## MATERIALS PROVIDED
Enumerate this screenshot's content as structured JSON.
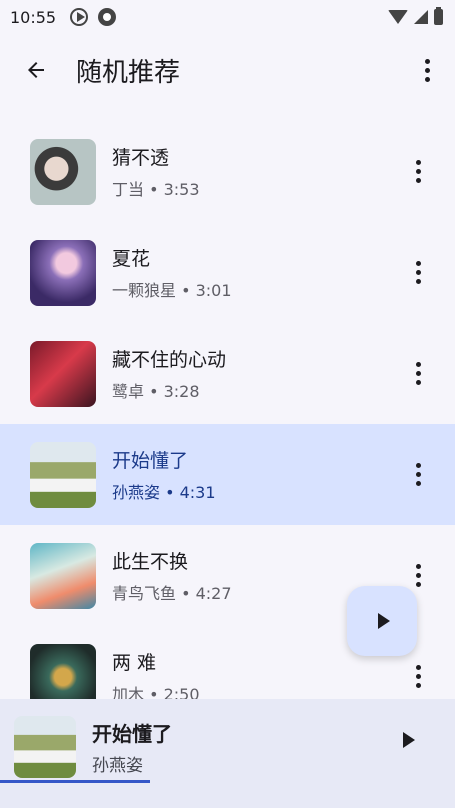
{
  "status_bar": {
    "time": "10:55"
  },
  "app_bar": {
    "title": "随机推荐"
  },
  "songs": [
    {
      "title": "猜不透",
      "artist": "丁当",
      "duration": "3:53",
      "meta": "丁当 • 3:53"
    },
    {
      "title": "夏花",
      "artist": "一颗狼星",
      "duration": "3:01",
      "meta": "一颗狼星 • 3:01"
    },
    {
      "title": "藏不住的心动",
      "artist": "鹭卓",
      "duration": "3:28",
      "meta": "鹭卓 • 3:28"
    },
    {
      "title": "开始懂了",
      "artist": "孙燕姿",
      "duration": "4:31",
      "meta": "孙燕姿 • 4:31",
      "active": true
    },
    {
      "title": "此生不换",
      "artist": "青鸟飞鱼",
      "duration": "4:27",
      "meta": "青鸟飞鱼 • 4:27"
    },
    {
      "title": "两 难",
      "artist": "加木",
      "duration": "2:50",
      "meta": "加木 • 2:50"
    }
  ],
  "now_playing": {
    "title": "开始懂了",
    "artist": "孙燕姿",
    "progress": 0.33
  },
  "colors": {
    "active_row": "#d8e2ff",
    "progress": "#3557c8",
    "mini_player_bg": "#e7e9f6"
  },
  "icons": [
    "play-circle-icon",
    "record-icon",
    "wifi-icon",
    "signal-icon",
    "battery-icon",
    "back-arrow-icon",
    "more-vert-icon",
    "play-icon"
  ]
}
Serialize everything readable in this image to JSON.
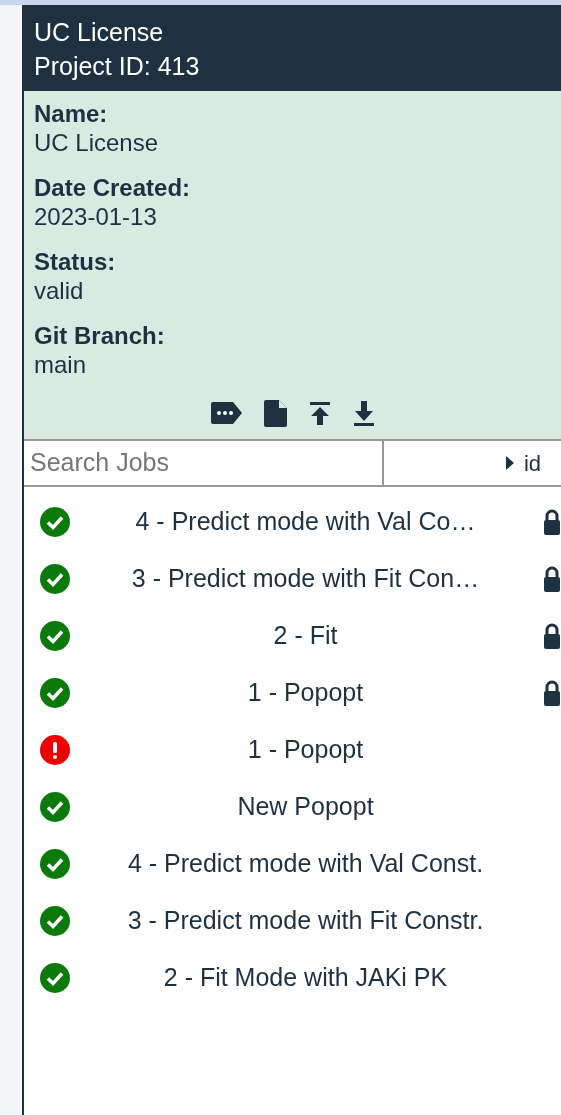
{
  "project": {
    "title": "UC License",
    "subtitle": "Project ID: 413"
  },
  "details": [
    {
      "label": "Name:",
      "value": "UC License"
    },
    {
      "label": "Date Created:",
      "value": "2023-01-13"
    },
    {
      "label": "Status:",
      "value": "valid"
    },
    {
      "label": "Git Branch:",
      "value": "main"
    }
  ],
  "toolbar": [
    {
      "kind": "tag"
    },
    {
      "kind": "file"
    },
    {
      "kind": "upload"
    },
    {
      "kind": "download"
    }
  ],
  "search": {
    "placeholder": "Search Jobs"
  },
  "sort": {
    "label": "id"
  },
  "jobs": [
    {
      "label": "4 - Predict mode with Val Co…",
      "failed": false,
      "locked": true
    },
    {
      "label": "3 - Predict mode with Fit Con…",
      "failed": false,
      "locked": true
    },
    {
      "label": "2 - Fit",
      "failed": false,
      "locked": true
    },
    {
      "label": "1 - Popopt",
      "failed": false,
      "locked": true
    },
    {
      "label": "1 - Popopt",
      "failed": true,
      "locked": false
    },
    {
      "label": "New Popopt",
      "failed": false,
      "locked": false
    },
    {
      "label": "4 - Predict mode with Val Const.",
      "failed": false,
      "locked": false
    },
    {
      "label": "3 - Predict mode with Fit Constr.",
      "failed": false,
      "locked": false
    },
    {
      "label": "2 - Fit Mode with JAKi PK",
      "failed": false,
      "locked": false
    }
  ]
}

## TO BE DONE
Set the data above down again exactly as given, with no pictures.

## THE SOLUTION
Enumerate this screenshot's content as structured JSON.
{
  "status_bar": {
    "time": "10:55"
  },
  "app_bar": {
    "title": "随机推荐"
  },
  "songs": [
    {
      "title": "猜不透",
      "artist": "丁当",
      "duration": "3:53",
      "meta": "丁当 • 3:53"
    },
    {
      "title": "夏花",
      "artist": "一颗狼星",
      "duration": "3:01",
      "meta": "一颗狼星 • 3:01"
    },
    {
      "title": "藏不住的心动",
      "artist": "鹭卓",
      "duration": "3:28",
      "meta": "鹭卓 • 3:28"
    },
    {
      "title": "开始懂了",
      "artist": "孙燕姿",
      "duration": "4:31",
      "meta": "孙燕姿 • 4:31",
      "active": true
    },
    {
      "title": "此生不换",
      "artist": "青鸟飞鱼",
      "duration": "4:27",
      "meta": "青鸟飞鱼 • 4:27"
    },
    {
      "title": "两 难",
      "artist": "加木",
      "duration": "2:50",
      "meta": "加木 • 2:50"
    }
  ],
  "now_playing": {
    "title": "开始懂了",
    "artist": "孙燕姿",
    "progress": 0.33
  },
  "colors": {
    "active_row": "#d8e2ff",
    "progress": "#3557c8",
    "mini_player_bg": "#e7e9f6"
  },
  "icons": [
    "play-circle-icon",
    "record-icon",
    "wifi-icon",
    "signal-icon",
    "battery-icon",
    "back-arrow-icon",
    "more-vert-icon",
    "play-icon"
  ]
}
Serialize everything readable in this image to JSON.
{
  "project": {
    "title": "UC License",
    "subtitle": "Project ID: 413"
  },
  "details": [
    {
      "label": "Name:",
      "value": "UC License"
    },
    {
      "label": "Date Created:",
      "value": "2023-01-13"
    },
    {
      "label": "Status:",
      "value": "valid"
    },
    {
      "label": "Git Branch:",
      "value": "main"
    }
  ],
  "toolbar": [
    {
      "kind": "tag"
    },
    {
      "kind": "file"
    },
    {
      "kind": "upload"
    },
    {
      "kind": "download"
    }
  ],
  "search": {
    "placeholder": "Search Jobs"
  },
  "sort": {
    "label": "id"
  },
  "jobs": [
    {
      "label": "4 - Predict mode with Val Co…",
      "failed": false,
      "locked": true
    },
    {
      "label": "3 - Predict mode with Fit Con…",
      "failed": false,
      "locked": true
    },
    {
      "label": "2 - Fit",
      "failed": false,
      "locked": true
    },
    {
      "label": "1 - Popopt",
      "failed": false,
      "locked": true
    },
    {
      "label": "1 - Popopt",
      "failed": true,
      "locked": false
    },
    {
      "label": "New Popopt",
      "failed": false,
      "locked": false
    },
    {
      "label": "4 - Predict mode with Val Const.",
      "failed": false,
      "locked": false
    },
    {
      "label": "3 - Predict mode with Fit Constr.",
      "failed": false,
      "locked": false
    },
    {
      "label": "2 - Fit Mode with JAKi PK",
      "failed": false,
      "locked": false
    }
  ]
}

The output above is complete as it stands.